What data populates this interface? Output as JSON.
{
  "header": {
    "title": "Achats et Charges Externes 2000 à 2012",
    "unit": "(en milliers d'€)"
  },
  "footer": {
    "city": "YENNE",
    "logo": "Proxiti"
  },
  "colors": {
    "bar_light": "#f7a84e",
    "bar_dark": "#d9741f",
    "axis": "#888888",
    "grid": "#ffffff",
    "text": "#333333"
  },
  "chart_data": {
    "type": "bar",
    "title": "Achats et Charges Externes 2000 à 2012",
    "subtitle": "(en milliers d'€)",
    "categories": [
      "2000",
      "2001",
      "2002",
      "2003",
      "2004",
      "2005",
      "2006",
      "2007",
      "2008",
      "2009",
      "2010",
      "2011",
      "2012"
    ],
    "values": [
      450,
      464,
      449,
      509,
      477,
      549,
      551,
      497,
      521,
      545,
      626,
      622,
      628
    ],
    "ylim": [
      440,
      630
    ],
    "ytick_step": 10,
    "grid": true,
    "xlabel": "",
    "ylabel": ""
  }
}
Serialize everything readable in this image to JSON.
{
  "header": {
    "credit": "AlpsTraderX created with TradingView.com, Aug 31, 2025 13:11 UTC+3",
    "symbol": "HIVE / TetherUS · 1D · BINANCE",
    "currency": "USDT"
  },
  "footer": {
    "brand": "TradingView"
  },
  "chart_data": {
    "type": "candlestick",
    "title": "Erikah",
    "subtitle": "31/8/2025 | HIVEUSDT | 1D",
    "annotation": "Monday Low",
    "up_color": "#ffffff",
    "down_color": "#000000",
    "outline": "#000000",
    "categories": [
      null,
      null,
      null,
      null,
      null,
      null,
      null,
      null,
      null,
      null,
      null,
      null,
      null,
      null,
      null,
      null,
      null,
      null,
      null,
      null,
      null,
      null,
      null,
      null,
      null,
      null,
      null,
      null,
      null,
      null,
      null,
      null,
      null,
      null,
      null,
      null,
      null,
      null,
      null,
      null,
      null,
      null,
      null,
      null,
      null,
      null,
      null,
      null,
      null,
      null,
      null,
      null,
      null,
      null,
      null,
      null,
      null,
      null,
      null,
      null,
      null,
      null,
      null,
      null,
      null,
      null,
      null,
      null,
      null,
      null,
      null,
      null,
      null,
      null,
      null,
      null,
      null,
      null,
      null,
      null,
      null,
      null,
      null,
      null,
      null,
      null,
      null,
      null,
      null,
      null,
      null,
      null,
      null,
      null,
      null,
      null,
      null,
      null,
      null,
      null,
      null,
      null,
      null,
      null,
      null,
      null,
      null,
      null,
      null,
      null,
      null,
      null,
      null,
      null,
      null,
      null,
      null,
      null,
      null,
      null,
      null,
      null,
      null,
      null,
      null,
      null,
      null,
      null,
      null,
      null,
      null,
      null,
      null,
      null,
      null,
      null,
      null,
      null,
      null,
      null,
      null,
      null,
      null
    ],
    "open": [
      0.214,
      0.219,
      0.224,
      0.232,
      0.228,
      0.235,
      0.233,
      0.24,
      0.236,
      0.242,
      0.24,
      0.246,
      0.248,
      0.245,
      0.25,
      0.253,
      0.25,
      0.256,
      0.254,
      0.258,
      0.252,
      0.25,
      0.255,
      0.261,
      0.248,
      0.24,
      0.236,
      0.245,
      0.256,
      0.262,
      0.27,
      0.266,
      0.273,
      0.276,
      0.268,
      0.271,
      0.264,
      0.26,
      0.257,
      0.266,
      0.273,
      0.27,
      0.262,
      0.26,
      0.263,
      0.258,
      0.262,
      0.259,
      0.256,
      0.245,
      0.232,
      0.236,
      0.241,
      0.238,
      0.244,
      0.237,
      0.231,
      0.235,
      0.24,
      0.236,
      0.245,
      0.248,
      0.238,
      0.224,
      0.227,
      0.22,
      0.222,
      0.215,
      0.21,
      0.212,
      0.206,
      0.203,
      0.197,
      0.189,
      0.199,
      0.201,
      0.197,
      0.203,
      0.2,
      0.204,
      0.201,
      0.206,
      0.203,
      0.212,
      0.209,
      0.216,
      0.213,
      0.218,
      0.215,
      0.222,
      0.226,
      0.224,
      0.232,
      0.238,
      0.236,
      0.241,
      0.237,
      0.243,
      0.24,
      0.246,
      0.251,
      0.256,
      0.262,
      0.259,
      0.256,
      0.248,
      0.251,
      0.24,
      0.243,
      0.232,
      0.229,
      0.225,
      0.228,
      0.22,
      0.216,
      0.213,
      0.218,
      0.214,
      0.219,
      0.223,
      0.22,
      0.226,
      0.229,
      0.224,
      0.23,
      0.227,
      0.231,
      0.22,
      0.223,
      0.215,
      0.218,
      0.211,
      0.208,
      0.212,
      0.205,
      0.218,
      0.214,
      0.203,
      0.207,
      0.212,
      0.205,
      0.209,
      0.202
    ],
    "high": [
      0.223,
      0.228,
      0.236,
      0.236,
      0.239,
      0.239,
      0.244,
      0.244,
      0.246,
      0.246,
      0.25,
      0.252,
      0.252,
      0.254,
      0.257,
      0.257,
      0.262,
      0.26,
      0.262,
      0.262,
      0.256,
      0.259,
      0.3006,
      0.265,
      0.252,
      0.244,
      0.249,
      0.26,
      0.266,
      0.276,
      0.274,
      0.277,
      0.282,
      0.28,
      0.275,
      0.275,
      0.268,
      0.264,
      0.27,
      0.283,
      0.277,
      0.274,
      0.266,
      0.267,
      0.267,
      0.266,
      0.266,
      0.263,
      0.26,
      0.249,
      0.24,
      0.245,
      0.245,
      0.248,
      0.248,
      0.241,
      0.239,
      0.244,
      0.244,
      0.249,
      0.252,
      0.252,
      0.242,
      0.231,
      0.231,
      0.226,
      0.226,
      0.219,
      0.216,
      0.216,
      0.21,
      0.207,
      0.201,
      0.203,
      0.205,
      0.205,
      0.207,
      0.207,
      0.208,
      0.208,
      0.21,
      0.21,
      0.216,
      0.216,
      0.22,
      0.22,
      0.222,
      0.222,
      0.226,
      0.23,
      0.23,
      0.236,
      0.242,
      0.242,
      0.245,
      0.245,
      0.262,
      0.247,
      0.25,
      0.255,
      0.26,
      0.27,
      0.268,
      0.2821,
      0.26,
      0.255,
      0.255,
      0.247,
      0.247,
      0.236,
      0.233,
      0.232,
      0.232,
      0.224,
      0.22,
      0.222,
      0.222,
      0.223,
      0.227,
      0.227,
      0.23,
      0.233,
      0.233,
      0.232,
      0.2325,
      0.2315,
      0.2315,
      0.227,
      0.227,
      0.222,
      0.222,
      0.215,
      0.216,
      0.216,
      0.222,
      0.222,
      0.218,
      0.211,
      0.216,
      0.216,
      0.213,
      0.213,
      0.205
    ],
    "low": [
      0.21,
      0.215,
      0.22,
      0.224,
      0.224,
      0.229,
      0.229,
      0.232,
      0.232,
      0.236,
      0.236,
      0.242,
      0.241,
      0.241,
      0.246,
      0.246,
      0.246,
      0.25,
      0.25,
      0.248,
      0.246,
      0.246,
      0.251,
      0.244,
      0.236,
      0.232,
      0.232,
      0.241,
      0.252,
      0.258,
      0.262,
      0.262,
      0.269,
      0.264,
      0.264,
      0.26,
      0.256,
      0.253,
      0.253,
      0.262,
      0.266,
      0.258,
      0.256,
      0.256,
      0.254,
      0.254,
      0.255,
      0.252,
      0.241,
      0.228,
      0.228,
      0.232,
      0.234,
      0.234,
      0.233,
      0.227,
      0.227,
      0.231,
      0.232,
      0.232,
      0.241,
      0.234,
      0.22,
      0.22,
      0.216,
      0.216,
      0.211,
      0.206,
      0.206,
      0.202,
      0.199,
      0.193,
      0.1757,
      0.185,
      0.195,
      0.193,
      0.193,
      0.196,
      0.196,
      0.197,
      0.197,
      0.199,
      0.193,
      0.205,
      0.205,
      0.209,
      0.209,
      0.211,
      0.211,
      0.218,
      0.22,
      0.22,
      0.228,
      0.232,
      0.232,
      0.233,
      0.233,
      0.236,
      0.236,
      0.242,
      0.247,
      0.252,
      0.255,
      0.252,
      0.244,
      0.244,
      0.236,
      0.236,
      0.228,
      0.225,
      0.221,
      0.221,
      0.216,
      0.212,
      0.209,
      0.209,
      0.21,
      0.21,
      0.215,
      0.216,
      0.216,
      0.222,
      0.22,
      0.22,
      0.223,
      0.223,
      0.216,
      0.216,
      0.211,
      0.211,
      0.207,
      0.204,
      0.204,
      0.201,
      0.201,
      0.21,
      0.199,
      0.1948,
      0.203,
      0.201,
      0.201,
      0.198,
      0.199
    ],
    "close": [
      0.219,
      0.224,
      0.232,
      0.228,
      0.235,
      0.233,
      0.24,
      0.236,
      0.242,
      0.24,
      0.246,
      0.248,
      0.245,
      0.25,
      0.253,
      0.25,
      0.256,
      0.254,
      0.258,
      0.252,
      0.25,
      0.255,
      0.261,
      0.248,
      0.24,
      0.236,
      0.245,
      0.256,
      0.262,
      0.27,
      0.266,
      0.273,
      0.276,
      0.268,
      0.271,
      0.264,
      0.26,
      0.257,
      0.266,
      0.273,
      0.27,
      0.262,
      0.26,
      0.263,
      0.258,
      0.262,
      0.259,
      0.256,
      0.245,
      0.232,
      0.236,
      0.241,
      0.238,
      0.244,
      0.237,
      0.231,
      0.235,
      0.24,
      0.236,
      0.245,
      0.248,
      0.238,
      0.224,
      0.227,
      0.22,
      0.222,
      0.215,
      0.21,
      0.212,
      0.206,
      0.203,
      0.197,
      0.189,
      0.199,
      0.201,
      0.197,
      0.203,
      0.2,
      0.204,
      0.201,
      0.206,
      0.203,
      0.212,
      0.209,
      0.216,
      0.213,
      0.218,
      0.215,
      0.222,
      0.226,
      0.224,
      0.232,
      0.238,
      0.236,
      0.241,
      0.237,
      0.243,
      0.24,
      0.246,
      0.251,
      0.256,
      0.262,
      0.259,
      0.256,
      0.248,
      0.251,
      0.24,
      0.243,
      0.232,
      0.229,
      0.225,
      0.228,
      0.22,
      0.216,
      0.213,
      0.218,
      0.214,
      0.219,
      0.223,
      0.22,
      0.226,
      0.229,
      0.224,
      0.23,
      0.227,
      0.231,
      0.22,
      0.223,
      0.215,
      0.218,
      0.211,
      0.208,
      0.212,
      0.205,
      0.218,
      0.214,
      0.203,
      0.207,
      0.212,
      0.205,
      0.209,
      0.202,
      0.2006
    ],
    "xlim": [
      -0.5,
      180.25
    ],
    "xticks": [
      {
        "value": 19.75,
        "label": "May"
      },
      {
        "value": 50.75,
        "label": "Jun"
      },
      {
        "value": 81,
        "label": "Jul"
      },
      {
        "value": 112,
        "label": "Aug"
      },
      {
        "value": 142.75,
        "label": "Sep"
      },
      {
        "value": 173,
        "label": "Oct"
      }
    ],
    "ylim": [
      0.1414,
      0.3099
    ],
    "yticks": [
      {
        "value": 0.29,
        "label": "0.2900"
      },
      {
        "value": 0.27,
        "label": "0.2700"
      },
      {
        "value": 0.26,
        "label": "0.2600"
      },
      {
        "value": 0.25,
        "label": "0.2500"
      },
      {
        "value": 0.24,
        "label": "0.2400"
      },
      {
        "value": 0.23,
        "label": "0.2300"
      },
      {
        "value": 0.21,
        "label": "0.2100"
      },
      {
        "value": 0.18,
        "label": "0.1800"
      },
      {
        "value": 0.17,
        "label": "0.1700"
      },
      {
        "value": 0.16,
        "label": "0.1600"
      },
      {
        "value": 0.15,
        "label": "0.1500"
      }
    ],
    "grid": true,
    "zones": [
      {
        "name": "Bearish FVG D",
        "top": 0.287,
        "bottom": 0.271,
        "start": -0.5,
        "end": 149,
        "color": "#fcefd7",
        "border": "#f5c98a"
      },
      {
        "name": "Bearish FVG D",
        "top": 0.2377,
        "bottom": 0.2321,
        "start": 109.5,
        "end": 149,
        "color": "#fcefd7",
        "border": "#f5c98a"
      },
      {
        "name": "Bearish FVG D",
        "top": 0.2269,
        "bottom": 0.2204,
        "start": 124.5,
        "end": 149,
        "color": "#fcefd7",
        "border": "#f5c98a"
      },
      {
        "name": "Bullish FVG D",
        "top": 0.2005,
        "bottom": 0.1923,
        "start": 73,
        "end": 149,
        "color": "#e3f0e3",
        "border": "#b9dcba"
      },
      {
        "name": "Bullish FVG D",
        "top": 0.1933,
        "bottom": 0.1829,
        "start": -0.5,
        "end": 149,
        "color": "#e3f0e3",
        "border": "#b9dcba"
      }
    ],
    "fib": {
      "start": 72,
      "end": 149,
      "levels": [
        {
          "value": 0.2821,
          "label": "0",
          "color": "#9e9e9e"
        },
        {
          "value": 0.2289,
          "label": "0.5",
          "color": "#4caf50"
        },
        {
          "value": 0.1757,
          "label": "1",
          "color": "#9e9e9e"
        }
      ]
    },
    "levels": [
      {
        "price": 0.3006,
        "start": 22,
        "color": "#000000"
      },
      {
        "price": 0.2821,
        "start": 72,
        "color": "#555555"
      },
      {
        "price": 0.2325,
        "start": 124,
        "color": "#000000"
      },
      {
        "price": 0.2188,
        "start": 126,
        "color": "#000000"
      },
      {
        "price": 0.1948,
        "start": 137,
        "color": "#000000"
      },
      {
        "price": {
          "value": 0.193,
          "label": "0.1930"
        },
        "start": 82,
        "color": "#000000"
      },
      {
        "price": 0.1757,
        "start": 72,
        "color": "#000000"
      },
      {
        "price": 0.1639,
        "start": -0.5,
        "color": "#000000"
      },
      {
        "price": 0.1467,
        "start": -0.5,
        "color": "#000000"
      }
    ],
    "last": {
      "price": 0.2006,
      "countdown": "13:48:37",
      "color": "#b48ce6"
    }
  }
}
____
Copy every line above that holds the word "TradingView".

    "credit": "AlpsTraderX created with TradingView.com, Aug 31, 2025 13:11 UTC+3",
    "brand": "TradingView"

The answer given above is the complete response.